◆ 课文片段:
■ ■ ■ ■

CCTV.com消息(国际观察12月9日播出):
中美两国举行高层战略对话,
中国外交部副部长对话美国国务院二号人物
摩擦冲突的各自表述,合作共赢的共同利益,
不尽一致的观点交锋的背后,中美两国如何进行坦诚、深入地讨论。
演播室主持人 方静:
观众朋友晚上好,欢迎收看我们正在为您直播的《国际观察》。
这两天中美第二次高层战略对话在华盛顿举行。一年之中,中美之间举行两次高层战略对话,这在中美关系史上也可以说是绝无仅有的。今天的节目我们就来关注这次对话,关注中美关系。今天请到演播室参加我们讨论的是两位专家,他们是北京大学的朱峰教授和中国现代国际关系研究院的达巍先生,首先我们一起通过一个短片来了解一下目前最新的情况。
短片:
眼下,美国年龄最小的明星非泰山莫属,它的降生在美国掀起了新一轮熊猫热。光起个名字就有劳22万美国人参与投票。小泰山正式与公众见面更是令动物园、网站上的售票暴膨,一个月的一万三千张票在两个小时内被一抢而空。另外,几乎所有美国主流媒体对泰山的成长给予了毫不吝啬的长篇报道。中国熊猫的深入人心,中国的经济发展使美国人眼中的中国形象日益改善,这是美国记者通过一项名为中国形象的调查所得出的结论。

■ ■ ■ ■

◆ 数据片段:

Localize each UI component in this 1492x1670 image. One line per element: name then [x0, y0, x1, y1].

■ ■ ■ ■

请原样写出课文中以“这两天中美第二次高层战略对话”开头、以“片来了解一下目前最新的情况。”结尾的部分。 上述材料与课文内容没有关联。

◆ 参考答案:
这两天中美第二次高层战略对话在华盛顿举行。一年之中,中美之间举行两次高层战略对话,这在中美关系史上也可以说是绝无仅有的。今天的节目我们就来关注这次对话,关注中美关系。今天请到演播室参加我们讨论的是两位专家,他们是北京大学的朱峰教授和中国现代国际关系研究院的达巍先生,首先我们一起通过一个短片来了解一下目前最新的情况。